- PROBLEM TO WORK ON -
Identify all lines of the data containing the string "Image" and copy them.

— Start of DATASET EXCERPTS —

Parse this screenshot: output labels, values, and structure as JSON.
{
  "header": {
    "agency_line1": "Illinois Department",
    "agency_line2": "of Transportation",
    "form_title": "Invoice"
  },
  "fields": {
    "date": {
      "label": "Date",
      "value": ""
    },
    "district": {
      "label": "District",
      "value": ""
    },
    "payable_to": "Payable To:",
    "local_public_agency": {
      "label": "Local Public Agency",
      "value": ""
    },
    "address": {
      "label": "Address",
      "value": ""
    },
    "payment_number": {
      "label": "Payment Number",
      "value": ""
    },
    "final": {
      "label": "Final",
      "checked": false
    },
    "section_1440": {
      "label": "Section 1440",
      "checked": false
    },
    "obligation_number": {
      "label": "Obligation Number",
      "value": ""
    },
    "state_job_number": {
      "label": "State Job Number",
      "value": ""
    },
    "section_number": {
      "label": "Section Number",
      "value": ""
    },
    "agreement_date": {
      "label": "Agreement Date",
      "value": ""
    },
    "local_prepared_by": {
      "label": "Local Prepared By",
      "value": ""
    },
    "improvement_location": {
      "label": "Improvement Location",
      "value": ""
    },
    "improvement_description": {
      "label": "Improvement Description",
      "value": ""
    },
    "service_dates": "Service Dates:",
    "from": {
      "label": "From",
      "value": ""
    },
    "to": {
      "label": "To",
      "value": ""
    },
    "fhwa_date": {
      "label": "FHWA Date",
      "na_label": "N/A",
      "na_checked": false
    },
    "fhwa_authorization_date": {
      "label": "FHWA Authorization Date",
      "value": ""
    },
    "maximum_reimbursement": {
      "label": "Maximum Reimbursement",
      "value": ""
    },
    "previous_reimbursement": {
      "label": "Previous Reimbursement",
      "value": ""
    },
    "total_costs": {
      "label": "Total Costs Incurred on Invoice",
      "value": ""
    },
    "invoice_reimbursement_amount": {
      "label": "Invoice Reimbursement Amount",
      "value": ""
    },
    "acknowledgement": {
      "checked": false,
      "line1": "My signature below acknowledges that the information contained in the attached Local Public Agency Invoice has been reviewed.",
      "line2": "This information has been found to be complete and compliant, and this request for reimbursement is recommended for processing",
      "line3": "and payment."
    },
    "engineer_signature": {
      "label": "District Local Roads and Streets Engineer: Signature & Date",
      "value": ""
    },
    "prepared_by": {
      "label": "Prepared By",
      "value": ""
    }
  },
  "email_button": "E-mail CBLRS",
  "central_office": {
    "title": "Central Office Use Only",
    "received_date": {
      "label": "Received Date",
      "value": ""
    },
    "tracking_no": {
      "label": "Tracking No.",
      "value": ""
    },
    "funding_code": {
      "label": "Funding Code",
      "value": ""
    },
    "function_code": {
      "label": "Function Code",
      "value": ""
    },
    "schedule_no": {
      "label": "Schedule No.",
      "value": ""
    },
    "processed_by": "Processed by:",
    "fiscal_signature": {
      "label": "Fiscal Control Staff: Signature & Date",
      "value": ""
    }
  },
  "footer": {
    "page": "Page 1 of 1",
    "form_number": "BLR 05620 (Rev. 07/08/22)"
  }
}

— End of DATASET EXCERPTS —
— Start of DATASET EXCERPTS —

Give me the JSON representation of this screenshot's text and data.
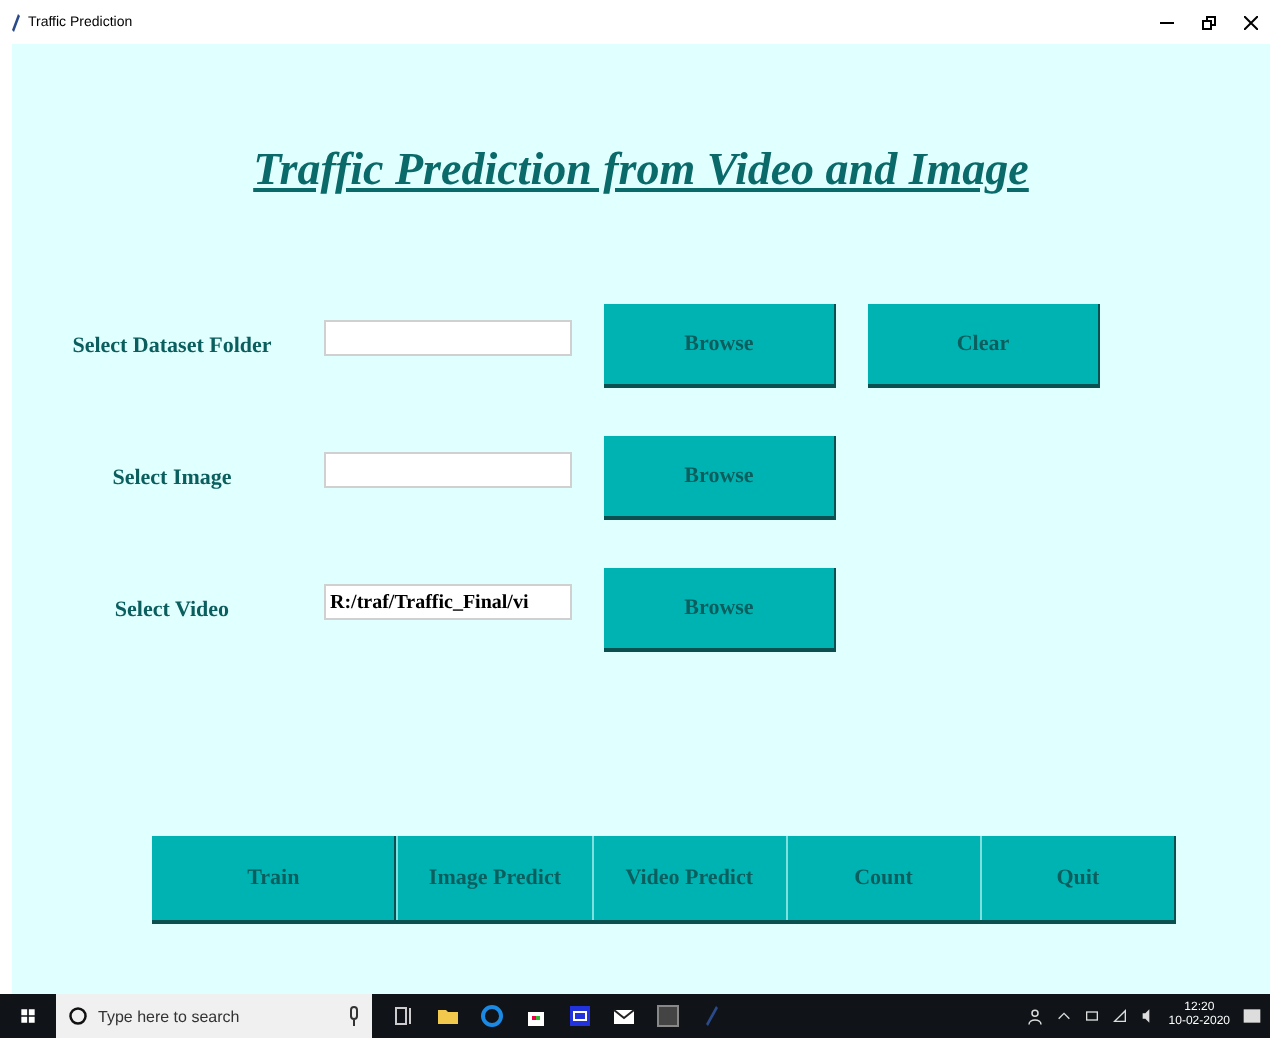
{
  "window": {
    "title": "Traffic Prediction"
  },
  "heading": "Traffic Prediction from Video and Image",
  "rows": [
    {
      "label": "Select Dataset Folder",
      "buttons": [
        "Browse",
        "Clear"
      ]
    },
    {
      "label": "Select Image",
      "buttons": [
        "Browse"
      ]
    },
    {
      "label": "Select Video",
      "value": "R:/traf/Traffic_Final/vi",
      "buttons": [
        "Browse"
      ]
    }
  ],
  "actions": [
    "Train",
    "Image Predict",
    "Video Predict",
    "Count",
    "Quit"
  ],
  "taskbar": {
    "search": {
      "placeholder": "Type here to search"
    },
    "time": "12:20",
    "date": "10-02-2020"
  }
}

— End of DATASET EXCERPTS —

- THE OUTPUT -
  "heading": "Traffic Prediction from Video and Image",
      "label": "Select Image",
    "Image Predict",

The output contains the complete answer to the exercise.